• **Problem requirements**: Within the material below, find each line bearing the word "acid" and present it.

(Source data Opens)

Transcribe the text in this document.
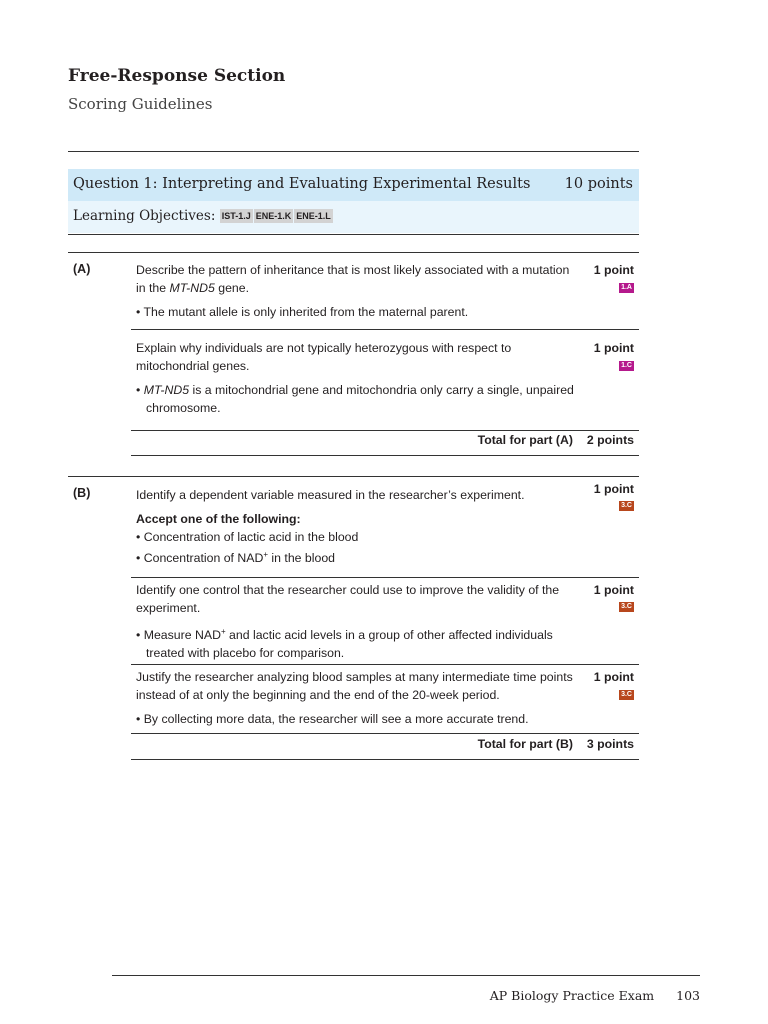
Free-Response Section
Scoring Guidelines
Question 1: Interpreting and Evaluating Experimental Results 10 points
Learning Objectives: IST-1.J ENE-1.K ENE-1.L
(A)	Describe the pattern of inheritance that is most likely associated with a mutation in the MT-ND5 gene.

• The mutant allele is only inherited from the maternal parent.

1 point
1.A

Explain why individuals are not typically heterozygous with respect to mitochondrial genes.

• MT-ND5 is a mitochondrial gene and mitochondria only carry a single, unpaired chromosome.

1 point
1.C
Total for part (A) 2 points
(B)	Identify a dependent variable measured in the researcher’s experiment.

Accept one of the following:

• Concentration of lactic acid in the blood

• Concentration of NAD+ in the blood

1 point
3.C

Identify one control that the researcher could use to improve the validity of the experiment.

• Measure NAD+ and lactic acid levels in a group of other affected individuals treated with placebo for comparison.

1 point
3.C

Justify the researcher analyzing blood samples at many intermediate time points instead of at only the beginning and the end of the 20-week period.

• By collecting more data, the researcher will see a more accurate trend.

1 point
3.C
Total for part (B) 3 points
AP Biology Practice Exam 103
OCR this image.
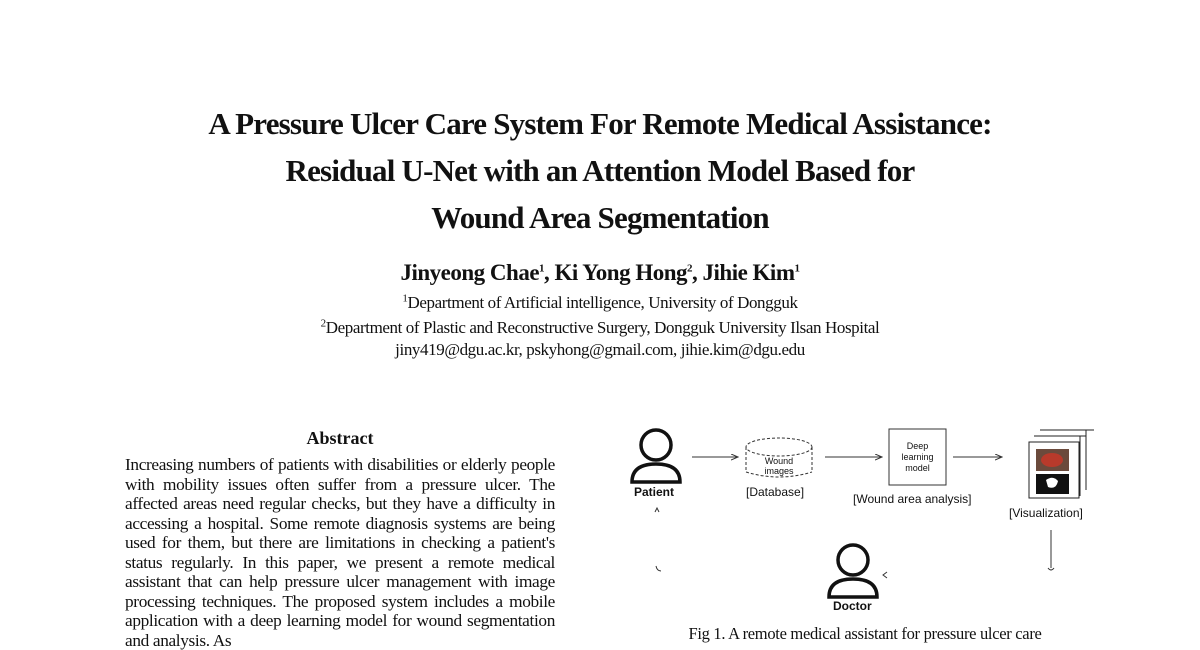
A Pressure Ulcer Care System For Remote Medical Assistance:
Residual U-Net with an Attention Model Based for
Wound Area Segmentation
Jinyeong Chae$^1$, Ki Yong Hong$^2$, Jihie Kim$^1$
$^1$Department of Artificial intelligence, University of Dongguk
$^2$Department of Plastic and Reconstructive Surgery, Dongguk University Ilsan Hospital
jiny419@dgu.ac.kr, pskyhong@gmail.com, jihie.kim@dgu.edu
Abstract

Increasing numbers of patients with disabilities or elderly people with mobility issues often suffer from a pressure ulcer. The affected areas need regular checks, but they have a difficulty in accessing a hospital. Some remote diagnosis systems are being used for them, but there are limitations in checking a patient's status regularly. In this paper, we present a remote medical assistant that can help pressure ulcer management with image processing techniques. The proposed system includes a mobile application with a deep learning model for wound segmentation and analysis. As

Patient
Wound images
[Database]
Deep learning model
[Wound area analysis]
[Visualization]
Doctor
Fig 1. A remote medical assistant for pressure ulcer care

(Source data Closes)
(Source data Opens)

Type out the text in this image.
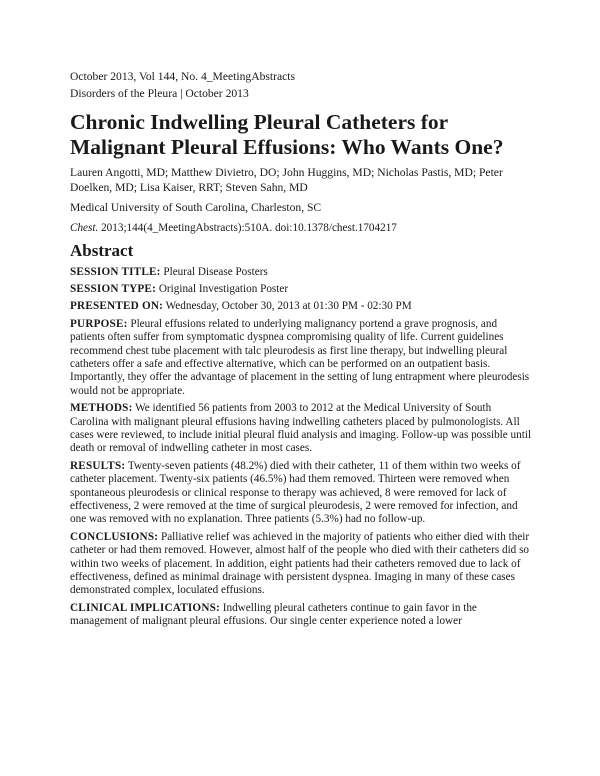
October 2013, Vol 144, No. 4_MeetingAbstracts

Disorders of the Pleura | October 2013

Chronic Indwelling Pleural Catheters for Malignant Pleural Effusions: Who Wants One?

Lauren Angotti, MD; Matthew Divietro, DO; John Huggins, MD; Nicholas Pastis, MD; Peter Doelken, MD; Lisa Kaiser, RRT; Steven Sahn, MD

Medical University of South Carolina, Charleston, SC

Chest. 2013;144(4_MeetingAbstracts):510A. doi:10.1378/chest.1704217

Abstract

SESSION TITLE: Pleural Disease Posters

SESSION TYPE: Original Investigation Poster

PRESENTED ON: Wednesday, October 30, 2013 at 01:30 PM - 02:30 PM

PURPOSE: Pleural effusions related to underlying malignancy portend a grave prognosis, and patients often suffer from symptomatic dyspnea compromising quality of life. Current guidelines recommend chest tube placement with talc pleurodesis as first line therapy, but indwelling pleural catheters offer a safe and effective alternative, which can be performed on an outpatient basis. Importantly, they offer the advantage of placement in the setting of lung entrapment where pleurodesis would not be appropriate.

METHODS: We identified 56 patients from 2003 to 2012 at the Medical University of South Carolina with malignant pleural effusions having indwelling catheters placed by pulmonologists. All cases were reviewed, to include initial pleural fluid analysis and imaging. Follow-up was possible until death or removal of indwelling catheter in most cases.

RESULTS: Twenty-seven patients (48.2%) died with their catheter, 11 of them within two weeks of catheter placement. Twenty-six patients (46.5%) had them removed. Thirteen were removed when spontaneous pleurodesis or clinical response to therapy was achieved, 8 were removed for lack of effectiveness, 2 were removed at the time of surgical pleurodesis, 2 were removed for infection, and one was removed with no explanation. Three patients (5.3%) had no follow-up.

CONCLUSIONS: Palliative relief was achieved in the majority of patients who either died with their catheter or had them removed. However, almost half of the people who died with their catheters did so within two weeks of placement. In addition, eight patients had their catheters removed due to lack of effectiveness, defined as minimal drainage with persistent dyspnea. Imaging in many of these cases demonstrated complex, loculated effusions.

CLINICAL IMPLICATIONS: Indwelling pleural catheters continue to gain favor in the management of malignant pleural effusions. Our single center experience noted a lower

(Source data Closes)

• **Response**:
• Concentration of lactic acid in the blood
• Measure NAD+ and lactic acid levels in a group of other affected individuals treated with placebo for comparison.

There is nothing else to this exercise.